[begin ENTRIES]

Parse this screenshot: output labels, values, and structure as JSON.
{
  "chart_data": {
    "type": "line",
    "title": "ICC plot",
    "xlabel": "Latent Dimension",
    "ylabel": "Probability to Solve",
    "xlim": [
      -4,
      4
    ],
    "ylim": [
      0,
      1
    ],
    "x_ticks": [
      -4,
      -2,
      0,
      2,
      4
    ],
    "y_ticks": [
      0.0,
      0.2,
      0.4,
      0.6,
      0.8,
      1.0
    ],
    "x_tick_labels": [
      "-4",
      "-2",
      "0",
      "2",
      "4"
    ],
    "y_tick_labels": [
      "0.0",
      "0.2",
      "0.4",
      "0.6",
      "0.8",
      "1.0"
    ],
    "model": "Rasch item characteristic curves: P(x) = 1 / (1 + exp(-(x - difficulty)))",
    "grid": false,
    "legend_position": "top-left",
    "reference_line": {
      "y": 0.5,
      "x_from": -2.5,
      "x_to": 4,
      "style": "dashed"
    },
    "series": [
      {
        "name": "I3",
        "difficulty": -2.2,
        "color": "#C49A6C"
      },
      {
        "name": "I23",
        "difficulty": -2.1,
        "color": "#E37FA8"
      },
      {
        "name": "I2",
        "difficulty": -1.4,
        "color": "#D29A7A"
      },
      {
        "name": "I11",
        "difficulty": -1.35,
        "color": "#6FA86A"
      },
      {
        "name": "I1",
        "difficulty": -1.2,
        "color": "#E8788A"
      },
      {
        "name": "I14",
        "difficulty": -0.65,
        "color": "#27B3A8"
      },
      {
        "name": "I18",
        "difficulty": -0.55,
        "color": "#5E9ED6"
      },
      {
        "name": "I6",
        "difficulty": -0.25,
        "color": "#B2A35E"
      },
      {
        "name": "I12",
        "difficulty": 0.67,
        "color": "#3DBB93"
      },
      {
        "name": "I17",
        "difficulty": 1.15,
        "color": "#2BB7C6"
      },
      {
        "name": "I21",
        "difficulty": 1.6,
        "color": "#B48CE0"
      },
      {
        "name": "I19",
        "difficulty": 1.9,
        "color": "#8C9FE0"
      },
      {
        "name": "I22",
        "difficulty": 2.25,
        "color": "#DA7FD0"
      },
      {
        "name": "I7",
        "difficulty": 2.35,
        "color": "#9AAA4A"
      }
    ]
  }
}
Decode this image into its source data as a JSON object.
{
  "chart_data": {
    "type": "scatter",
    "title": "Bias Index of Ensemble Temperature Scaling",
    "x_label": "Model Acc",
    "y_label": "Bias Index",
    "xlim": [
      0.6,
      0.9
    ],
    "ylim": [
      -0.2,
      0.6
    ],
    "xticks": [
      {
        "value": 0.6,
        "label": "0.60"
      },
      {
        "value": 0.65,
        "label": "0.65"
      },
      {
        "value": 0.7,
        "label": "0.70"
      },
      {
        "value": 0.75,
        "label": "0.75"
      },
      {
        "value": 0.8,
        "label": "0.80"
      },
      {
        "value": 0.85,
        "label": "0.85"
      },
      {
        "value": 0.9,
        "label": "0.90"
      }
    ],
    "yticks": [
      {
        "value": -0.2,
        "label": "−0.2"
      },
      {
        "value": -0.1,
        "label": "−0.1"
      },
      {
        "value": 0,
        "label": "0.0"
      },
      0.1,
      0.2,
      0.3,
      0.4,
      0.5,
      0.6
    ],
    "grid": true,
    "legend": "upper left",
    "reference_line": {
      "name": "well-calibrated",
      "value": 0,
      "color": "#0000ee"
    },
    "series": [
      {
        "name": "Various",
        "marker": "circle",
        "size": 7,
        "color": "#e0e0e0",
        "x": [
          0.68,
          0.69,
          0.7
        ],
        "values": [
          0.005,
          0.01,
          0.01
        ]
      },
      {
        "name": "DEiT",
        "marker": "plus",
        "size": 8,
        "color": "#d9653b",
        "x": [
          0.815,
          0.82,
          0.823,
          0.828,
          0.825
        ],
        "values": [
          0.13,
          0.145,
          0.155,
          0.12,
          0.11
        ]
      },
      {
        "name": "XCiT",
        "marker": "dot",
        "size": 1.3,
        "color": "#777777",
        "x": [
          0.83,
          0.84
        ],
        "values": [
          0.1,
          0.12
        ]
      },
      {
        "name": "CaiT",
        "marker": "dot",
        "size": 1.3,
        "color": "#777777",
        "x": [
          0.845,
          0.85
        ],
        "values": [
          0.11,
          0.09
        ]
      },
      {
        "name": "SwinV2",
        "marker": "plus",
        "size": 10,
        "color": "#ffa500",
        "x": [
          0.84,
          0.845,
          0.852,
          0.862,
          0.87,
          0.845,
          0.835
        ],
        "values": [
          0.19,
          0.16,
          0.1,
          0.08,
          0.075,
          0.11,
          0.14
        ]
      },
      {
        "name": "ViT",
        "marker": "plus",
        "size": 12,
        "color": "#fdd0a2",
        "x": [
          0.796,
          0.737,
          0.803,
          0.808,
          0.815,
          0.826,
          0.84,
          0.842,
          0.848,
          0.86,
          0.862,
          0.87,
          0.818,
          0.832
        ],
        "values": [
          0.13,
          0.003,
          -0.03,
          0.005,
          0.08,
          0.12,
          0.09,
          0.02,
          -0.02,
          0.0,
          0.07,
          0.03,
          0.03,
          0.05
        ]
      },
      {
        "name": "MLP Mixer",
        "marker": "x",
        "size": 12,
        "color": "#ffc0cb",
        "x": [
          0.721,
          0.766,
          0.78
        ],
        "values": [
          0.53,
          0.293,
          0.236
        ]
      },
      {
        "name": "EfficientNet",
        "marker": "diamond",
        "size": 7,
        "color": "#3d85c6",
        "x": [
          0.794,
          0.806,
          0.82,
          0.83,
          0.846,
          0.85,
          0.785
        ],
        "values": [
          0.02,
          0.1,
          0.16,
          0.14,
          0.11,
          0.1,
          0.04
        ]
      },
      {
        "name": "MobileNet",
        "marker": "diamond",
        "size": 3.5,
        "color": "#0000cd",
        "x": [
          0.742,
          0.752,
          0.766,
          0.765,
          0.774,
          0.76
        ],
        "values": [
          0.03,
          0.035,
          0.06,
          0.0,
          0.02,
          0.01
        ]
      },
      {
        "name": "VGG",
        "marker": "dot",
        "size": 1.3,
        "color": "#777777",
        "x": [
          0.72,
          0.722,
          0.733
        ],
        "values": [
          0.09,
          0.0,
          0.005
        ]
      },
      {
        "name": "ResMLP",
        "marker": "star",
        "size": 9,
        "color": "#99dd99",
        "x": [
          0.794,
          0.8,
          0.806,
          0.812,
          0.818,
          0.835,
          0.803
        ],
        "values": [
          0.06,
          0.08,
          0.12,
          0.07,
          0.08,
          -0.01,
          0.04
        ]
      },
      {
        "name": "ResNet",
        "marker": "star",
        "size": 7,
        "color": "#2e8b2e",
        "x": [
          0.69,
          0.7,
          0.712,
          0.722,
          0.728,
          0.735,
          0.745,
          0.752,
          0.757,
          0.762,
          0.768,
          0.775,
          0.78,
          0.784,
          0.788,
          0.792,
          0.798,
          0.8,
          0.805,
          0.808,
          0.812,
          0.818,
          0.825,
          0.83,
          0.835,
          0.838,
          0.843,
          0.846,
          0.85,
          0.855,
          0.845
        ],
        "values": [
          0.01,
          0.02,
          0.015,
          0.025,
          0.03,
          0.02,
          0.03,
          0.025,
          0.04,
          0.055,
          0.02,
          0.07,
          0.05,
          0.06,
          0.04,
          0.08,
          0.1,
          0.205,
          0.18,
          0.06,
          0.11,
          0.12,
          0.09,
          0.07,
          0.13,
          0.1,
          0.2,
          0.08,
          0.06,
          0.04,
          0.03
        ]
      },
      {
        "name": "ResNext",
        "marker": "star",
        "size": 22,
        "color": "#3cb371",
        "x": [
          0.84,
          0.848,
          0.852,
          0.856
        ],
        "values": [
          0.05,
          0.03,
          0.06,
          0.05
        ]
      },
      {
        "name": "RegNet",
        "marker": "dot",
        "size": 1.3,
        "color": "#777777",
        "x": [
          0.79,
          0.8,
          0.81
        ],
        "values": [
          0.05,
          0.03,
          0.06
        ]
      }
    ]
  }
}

[end ENTRIES]

THE PROBLEM:
Find the word "Index" in the material, then list each line that holds it.

EXERCISE OUTPUT:
    "title": "Bias Index of Ensemble Temperature Scaling",
    "y_label": "Bias Index",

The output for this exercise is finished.